### THE REQUEST
Every record should be repeated exactly, except that pictures are left out.

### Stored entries
****************
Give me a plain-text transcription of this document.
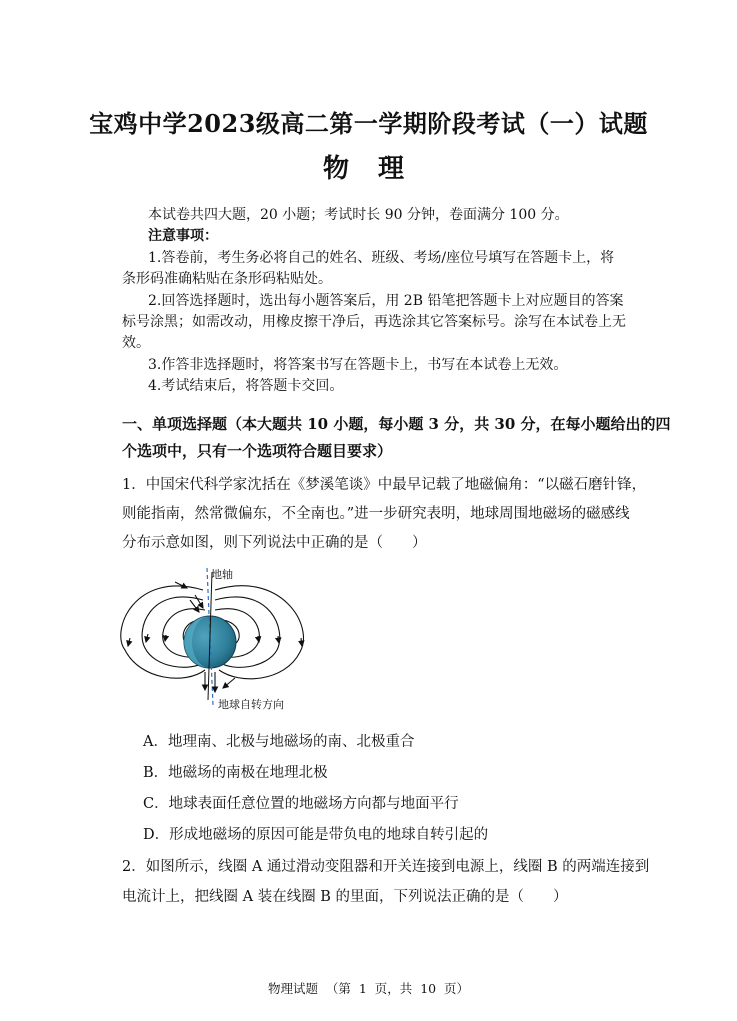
宝鸡中学2023级高二第一学期阶段考试（一）试题
物 理
本试卷共四大题，20 小题；考试时长 90 分钟，卷面满分 100 分。
注意事项：
1.答卷前，考生务必将自己的姓名、班级、考场/座位号填写在答题卡上，将
条形码准确粘贴在条形码粘贴处。
2.回答选择题时，选出每小题答案后，用 2B 铅笔把答题卡上对应题目的答案
标号涂黑；如需改动，用橡皮擦干净后，再选涂其它答案标号。涂写在本试卷上无
效。
3.作答非选择题时，将答案书写在答题卡上，书写在本试卷上无效。
4.考试结束后，将答题卡交回。
一、单项选择题（本大题共 10 小题，每小题 3 分，共 30 分，在每小题给出的四
个选项中，只有一个选项符合题目要求）
1．中国宋代科学家沈括在《梦溪笔谈》中最早记载了地磁偏角：“以磁石磨针锋，
则能指南，然常微偏东，不全南也。”进一步研究表明，地球周围地磁场的磁感线
分布示意如图，则下列说法中正确的是（　　）
地轴
地球自转方向
A．地理南、北极与地磁场的南、北极重合
B．地磁场的南极在地理北极
C．地球表面任意位置的地磁场方向都与地面平行
D．形成地磁场的原因可能是带负电的地球自转引起的
2．如图所示，线圈 A 通过滑动变阻器和开关连接到电源上，线圈 B 的两端连接到
电流计上，把线圈 A 装在线圈 B 的里面，下列说法正确的是（　　）
物理试题  （第  1  页，共  10  页）
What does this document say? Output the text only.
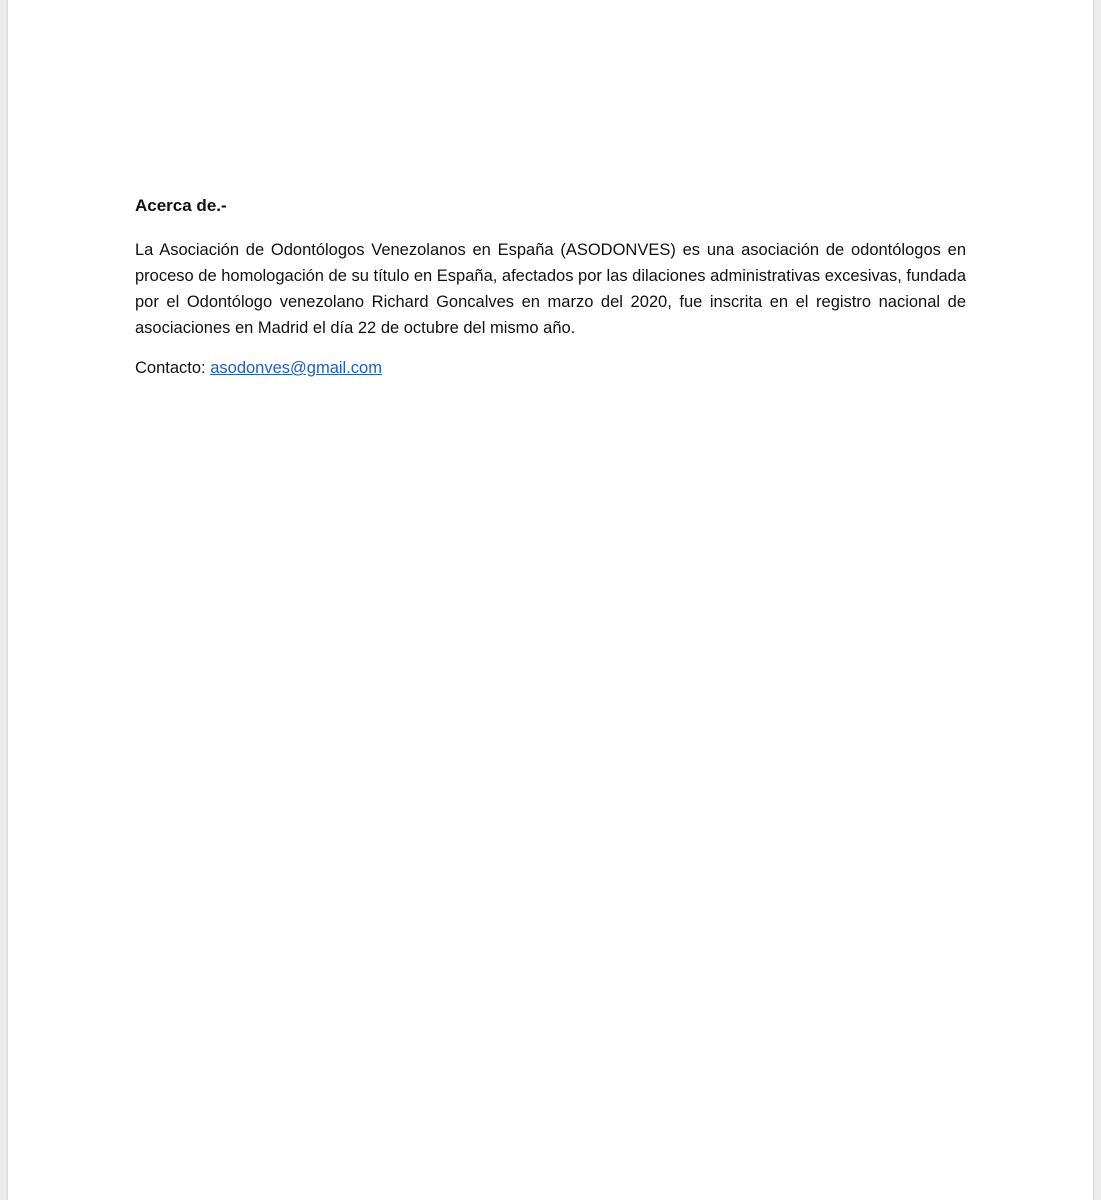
Acerca de.-

La Asociación de Odontólogos Venezolanos en España (ASODONVES) es una asociación de odontólogos en proceso de homologación de su título en España, afectados por las dilaciones administrativas excesivas, fundada por el Odontólogo venezolano Richard Goncalves en marzo del 2020, fue inscrita en el registro nacional de asociaciones en Madrid el día 22 de octubre del mismo año.

Contacto: asodonves@gmail.com
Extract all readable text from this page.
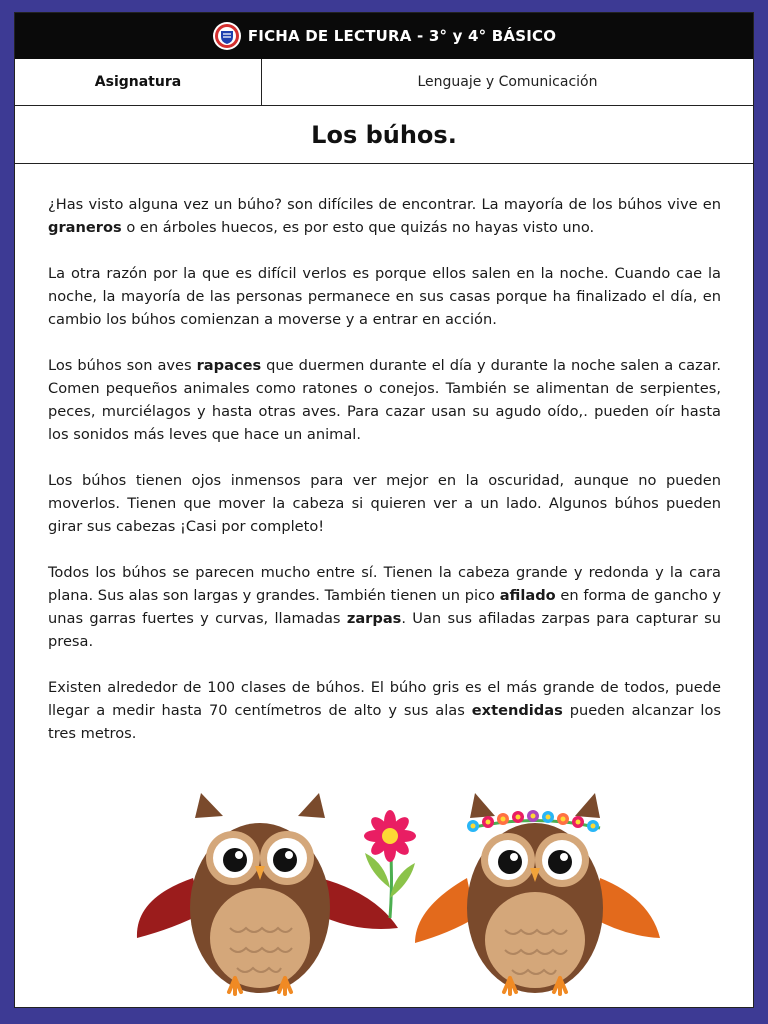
FICHA DE LECTURA - 3° y 4° BÁSICO
Asignatura	Lenguaje y Comunicación
Los búhos.

¿Has visto alguna vez un búho? son difíciles de encontrar. La mayoría de los búhos vive en graneros o en árboles huecos, es por esto que quizás no hayas visto uno.

La otra razón por la que es difícil verlos es porque ellos salen en la noche. Cuando cae la noche, la mayoría de las personas permanece en sus casas porque ha finalizado el día, en cambio los búhos comienzan a moverse y a entrar en acción.

Los búhos son aves rapaces que duermen durante el día y durante la noche salen a cazar. Comen pequeños animales como ratones o conejos. También se alimentan de serpientes, peces, murciélagos y hasta otras aves. Para cazar usan su agudo oído,. pueden oír hasta los sonidos más leves que hace un animal.

Los búhos tienen ojos inmensos para ver mejor en la oscuridad, aunque no pueden moverlos. Tienen que mover la cabeza si quieren ver a un lado. Algunos búhos pueden girar sus cabezas ¡Casi por completo!

Todos los búhos se parecen mucho entre sí. Tienen la cabeza grande y redonda y la cara plana. Sus alas son largas y grandes. También tienen un pico afilado en forma de gancho y unas garras fuertes y curvas, llamadas zarpas. Uan sus afiladas zarpas para capturar su presa.

Existen alrededor de 100 clases de búhos. El búho gris es el más grande de todos, puede llegar a medir hasta 70 centímetros de alto y sus alas extendidas pueden alcanzar los tres metros.
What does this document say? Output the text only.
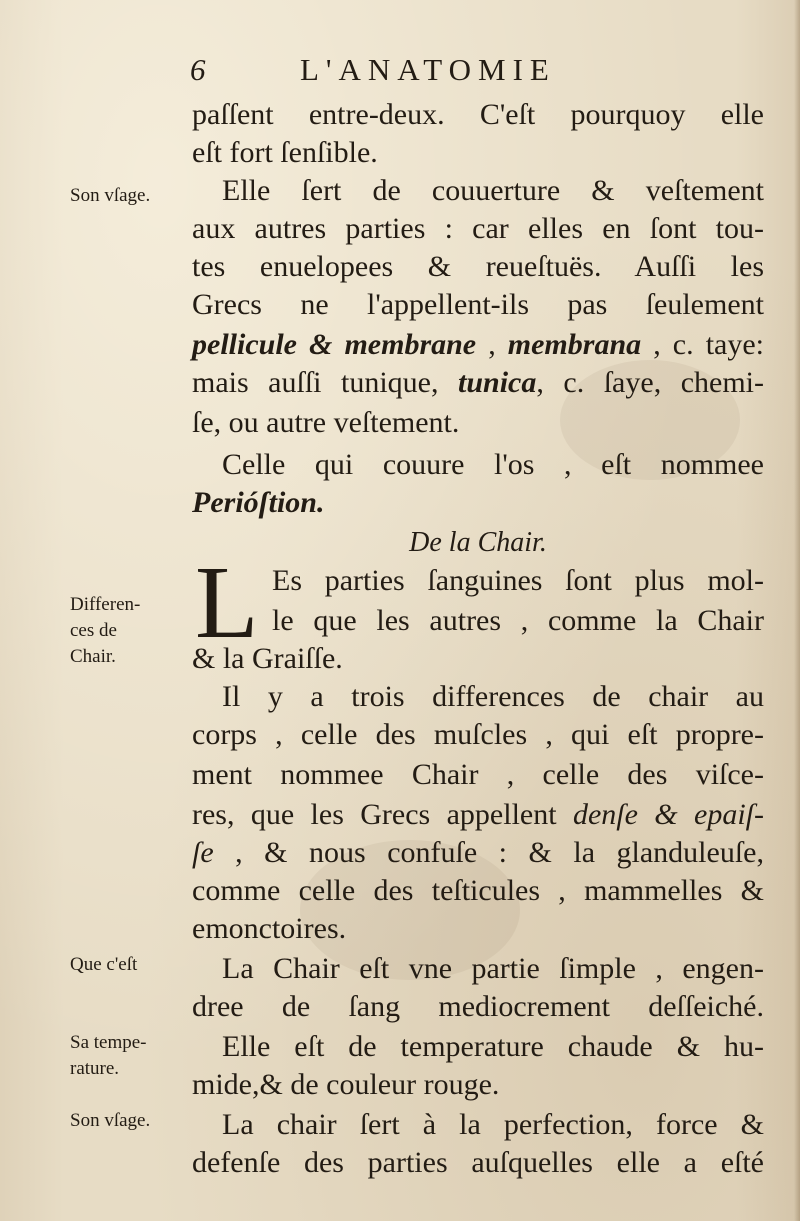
6	L'ANATOMIE
Son vſage.
Differen-
ces de
Chair.
Que c'eſt
Sa tempe-
rature.
Son vſage.
paſſent entre-deux. C'eſt pourquoy elle
eſt fort ſenſible.
Elle ſert de couuerture & veſtement
aux autres parties : car elles en ſont tou-
tes enuelopees & reueſtuës. Auſſi les
Grecs ne l'appellent-ils pas ſeulement
pellicule & membrane , membrana , c. taye:
mais auſſi tunique, tunica, c. ſaye, chemi-
ſe, ou autre veſtement.
Celle qui couure l'os , eſt nommee
Perióſtion.
De la Chair.
L Es parties ſanguines ſont plus mol-
le que les autres , comme la Chair
& la Graiſſe.
Il y a trois differences de chair au
corps , celle des muſcles , qui eſt propre-
ment nommee Chair , celle des viſce-
res, que les Grecs appellent denſe & epaiſ-
ſe , & nous confuſe : & la glanduleuſe,
comme celle des teſticules , mammelles &
emonctoires.
La Chair eſt vne partie ſimple , engen-
dree de ſang mediocrement deſſeiché.
Elle eſt de temperature chaude & hu-
mide,& de couleur rouge.
La chair ſert à la perfection, force &
defenſe des parties auſquelles elle a eſté
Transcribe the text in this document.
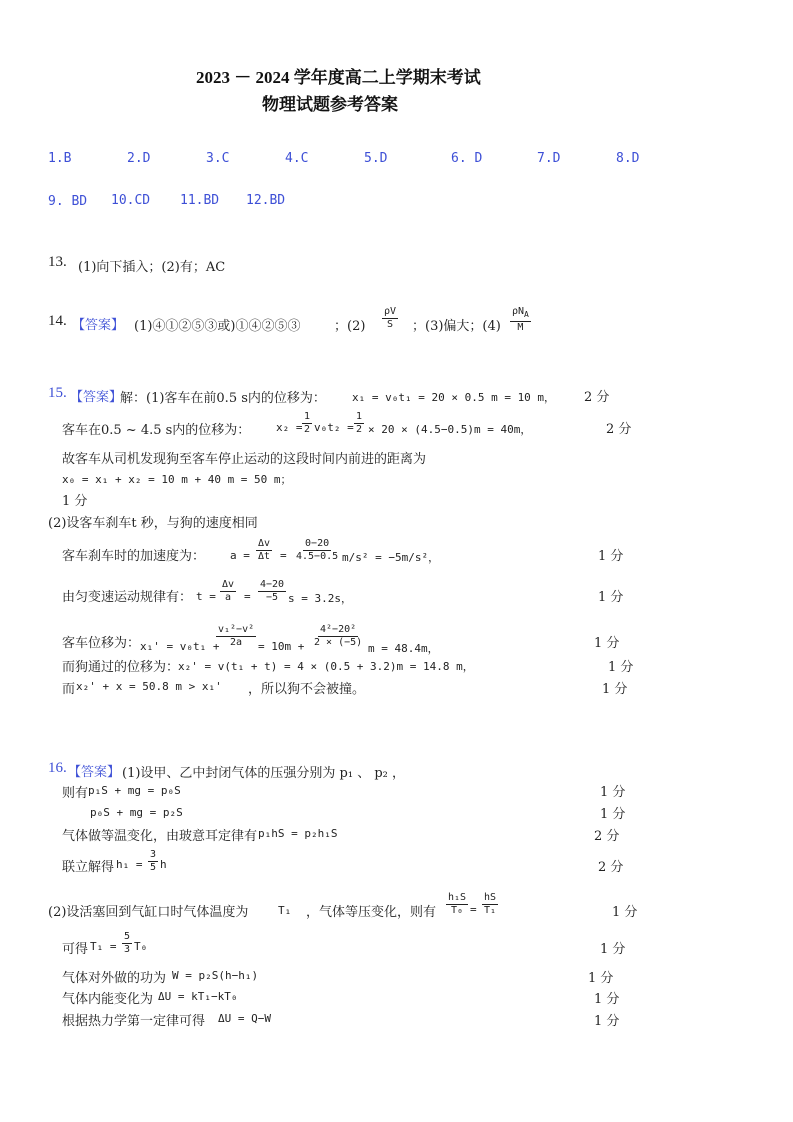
2023 － 2024 学年度高二上学期末考试
物理试题参考答案
1.B	2.D	3.C	4.C	5.D	6. D	7.D	8.D
9. BD 10.CD 11.BD 12.BD
13. (1)向下插入；(2)有；AC
14. 【答案】 (1)④①②⑤③或)①④②⑤③	；$(2) \frac{\rho V}{S}$ ；(3)偏大；$(4) \frac{\rho N_A}{M}$
15. 【答案】
解：(1)客车在前0.5 s内的位移为： x₁ = v₀t₁ = 20 × 0.5 m = 10 m， 2 分
客车在0.5 ~ 4.5 s内的位移为： $x_2 = \frac{1}{2} v_0t_2 = \frac{1}{2} \times 20 \times (4.5-0.5)m = 40m$，	2 分
故客车从司机发现狗至客车停止运动的这段时间内前进的距离为
x₀ = x₁ + x₂ = 10 m + 40 m = 50 m；
1 分
(2)设客车刹车t 秒，与狗的速度相同
客车刹车时的加速度为： $a = \frac{\Delta v}{\Delta t} = \frac{0-20}{4.5-0.5} m/s^2 = -5m/s^2$，	1 分
由匀变速运动规律有： $t = \frac{\Delta v}{a} = \frac{4-20}{-5}$ s = 3.2s，	1 分
客车位移为： x₁' = v₀t₁ +
$\frac{\text{v₁²−v²}}{2a} = 10m + \frac{\text{4²−20²}}{2 \times (-5)}$ m = 48.4m，	1 分
而狗通过的位移为：
x₂' = v(t₁ + t) = 4 × (0.5 + 3.2)m = 14.8 m，	1 分
而 x₂' + x = 50.8 m > x₁' ，所以狗不会被撞。	1 分
16. 【答案】 (1)设甲、乙中封闭气体的压强分别为 p₁ 、 p₂ ，
则有 p₁S + mg = p₀S	1 分
p₀S + mg = p₂S	1 分
气体做等温变化，由玻意耳定律有 p₁hS = p₂h₁S	2 分
联立解得 $h_1 = \frac{3}{5}$ h	2 分
(2)设活塞回到气缸口时气体温度为	T₁ ，气体等压变化，则有 $\frac{\text{h₁S}}{\text{T₀}} = \frac{hS}{\text{T₁}}$	1 分
可得 $T_1 = \frac{5}{3} T_0$	1 分
气体对外做的功为 W = p₂S(h−h₁)	1 分
气体内能变化为 ΔU = kT₁−kT₀	1 分
根据热力学第一定律可得 ΔU = Q−W	1 分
****************
### WRITTEN SOLUTION
Give me a plain-text transcription of this document.
宝鸡中学2023级高二第一学期阶段考试（一）试题
物 理
本试卷共四大题，20 小题；考试时长 90 分钟，卷面满分 100 分。
注意事项：
1.答卷前，考生务必将自己的姓名、班级、考场/座位号填写在答题卡上，将
条形码准确粘贴在条形码粘贴处。
2.回答选择题时，选出每小题答案后，用 2B 铅笔把答题卡上对应题目的答案
标号涂黑；如需改动，用橡皮擦干净后，再选涂其它答案标号。涂写在本试卷上无
效。
3.作答非选择题时，将答案书写在答题卡上，书写在本试卷上无效。
4.考试结束后，将答题卡交回。
一、单项选择题（本大题共 10 小题，每小题 3 分，共 30 分，在每小题给出的四
个选项中，只有一个选项符合题目要求）
1．中国宋代科学家沈括在《梦溪笔谈》中最早记载了地磁偏角：“以磁石磨针锋，
则能指南，然常微偏东，不全南也。”进一步研究表明，地球周围地磁场的磁感线
分布示意如图，则下列说法中正确的是（　　）
地轴
地球自转方向
A．地理南、北极与地磁场的南、北极重合
B．地磁场的南极在地理北极
C．地球表面任意位置的地磁场方向都与地面平行
D．形成地磁场的原因可能是带负电的地球自转引起的
2．如图所示，线圈 A 通过滑动变阻器和开关连接到电源上，线圈 B 的两端连接到
电流计上，把线圈 A 装在线圈 B 的里面，下列说法正确的是（　　）
物理试题  （第  1  页，共  10  页）
What does this document say? Output the text only.
Acerca de.-

La Asociación de Odontólogos Venezolanos en España (ASODONVES) es una asociación de odontólogos en proceso de homologación de su título en España, afectados por las dilaciones administrativas excesivas, fundada por el Odontólogo venezolano Richard Goncalves en marzo del 2020, fue inscrita en el registro nacional de asociaciones en Madrid el día 22 de octubre del mismo año.

Contacto: asodonves@gmail.com
Extract all readable text from this page.
FICHA DE LECTURA - 3° y 4° BÁSICO
Asignatura	Lenguaje y Comunicación
Los búhos.

¿Has visto alguna vez un búho? son difíciles de encontrar. La mayoría de los búhos vive en graneros o en árboles huecos, es por esto que quizás no hayas visto uno.

La otra razón por la que es difícil verlos es porque ellos salen en la noche. Cuando cae la noche, la mayoría de las personas permanece en sus casas porque ha finalizado el día, en cambio los búhos comienzan a moverse y a entrar en acción.

Los búhos son aves rapaces que duermen durante el día y durante la noche salen a cazar. Comen pequeños animales como ratones o conejos. También se alimentan de serpientes, peces, murciélagos y hasta otras aves. Para cazar usan su agudo oído,. pueden oír hasta los sonidos más leves que hace un animal.

Los búhos tienen ojos inmensos para ver mejor en la oscuridad, aunque no pueden moverlos. Tienen que mover la cabeza si quieren ver a un lado. Algunos búhos pueden girar sus cabezas ¡Casi por completo!

Todos los búhos se parecen mucho entre sí. Tienen la cabeza grande y redonda y la cara plana. Sus alas son largas y grandes. También tienen un pico afilado en forma de gancho y unas garras fuertes y curvas, llamadas zarpas. Uan sus afiladas zarpas para capturar su presa.

Existen alrededor de 100 clases de búhos. El búho gris es el más grande de todos, puede llegar a medir hasta 70 centímetros de alto y sus alas extendidas pueden alcanzar los tres metros.
What does this document say? Output the text only.
6	L'ANATOMIE
Son vſage.
Differen-
ces de
Chair.
Que c'eſt
Sa tempe-
rature.
Son vſage.
paſſent entre-deux. C'eſt pourquoy elle
eſt fort ſenſible.
Elle ſert de couuerture & veſtement
aux autres parties : car elles en ſont tou-
tes enuelopees & reueſtuës. Auſſi les
Grecs ne l'appellent-ils pas ſeulement
pellicule & membrane , membrana , c. taye:
mais auſſi tunique, tunica, c. ſaye, chemi-
ſe, ou autre veſtement.
Celle qui couure l'os , eſt nommee
Perióſtion.
De la Chair.
L Es parties ſanguines ſont plus mol-
le que les autres , comme la Chair
& la Graiſſe.
Il y a trois differences de chair au
corps , celle des muſcles , qui eſt propre-
ment nommee Chair , celle des viſce-
res, que les Grecs appellent denſe & epaiſ-
ſe , & nous confuſe : & la glanduleuſe,
comme celle des teſticules , mammelles &
emonctoires.
La Chair eſt vne partie ſimple , engen-
dree de ſang mediocrement deſſeiché.
Elle eſt de temperature chaude & hu-
mide,& de couleur rouge.
La chair ſert à la perfection, force &
defenſe des parties auſquelles elle a eſté
Transcribe the text in this document.
2023 － 2024 学年度高二上学期末考试
物理试题参考答案
1.B	2.D	3.C	4.C	5.D	6. D	7.D	8.D
9. BD 10.CD 11.BD 12.BD
13. (1)向下插入；(2)有；AC
14. 【答案】 (1)④①②⑤③或)①④②⑤③	；$(2) \frac{\rho V}{S}$ ；(3)偏大；$(4) \frac{\rho N_A}{M}$
15. 【答案】
解：(1)客车在前0.5 s内的位移为： x₁ = v₀t₁ = 20 × 0.5 m = 10 m， 2 分
客车在0.5 ~ 4.5 s内的位移为： $x_2 = \frac{1}{2} v_0t_2 = \frac{1}{2} \times 20 \times (4.5-0.5)m = 40m$，	2 分
故客车从司机发现狗至客车停止运动的这段时间内前进的距离为
x₀ = x₁ + x₂ = 10 m + 40 m = 50 m；
1 分
(2)设客车刹车t 秒，与狗的速度相同
客车刹车时的加速度为： $a = \frac{\Delta v}{\Delta t} = \frac{0-20}{4.5-0.5} m/s^2 = -5m/s^2$，	1 分
由匀变速运动规律有： $t = \frac{\Delta v}{a} = \frac{4-20}{-5}$ s = 3.2s，	1 分
客车位移为： x₁' = v₀t₁ +
$\frac{\text{v₁²−v²}}{2a} = 10m + \frac{\text{4²−20²}}{2 \times (-5)}$ m = 48.4m，	1 分
而狗通过的位移为：
x₂' = v(t₁ + t) = 4 × (0.5 + 3.2)m = 14.8 m，	1 分
而 x₂' + x = 50.8 m > x₁' ，所以狗不会被撞。	1 分
16. 【答案】 (1)设甲、乙中封闭气体的压强分别为 p₁ 、 p₂ ，
则有 p₁S + mg = p₀S	1 分
p₀S + mg = p₂S	1 分
气体做等温变化，由玻意耳定律有 p₁hS = p₂h₁S	2 分
联立解得 $h_1 = \frac{3}{5}$ h	2 分
(2)设活塞回到气缸口时气体温度为	T₁ ，气体等压变化，则有 $\frac{\text{h₁S}}{\text{T₀}} = \frac{hS}{\text{T₁}}$	1 分
可得 $T_1 = \frac{5}{3} T_0$	1 分
气体对外做的功为 W = p₂S(h−h₁)	1 分
气体内能变化为 ΔU = kT₁−kT₀	1 分
根据热力学第一定律可得 ΔU = Q−W	1 分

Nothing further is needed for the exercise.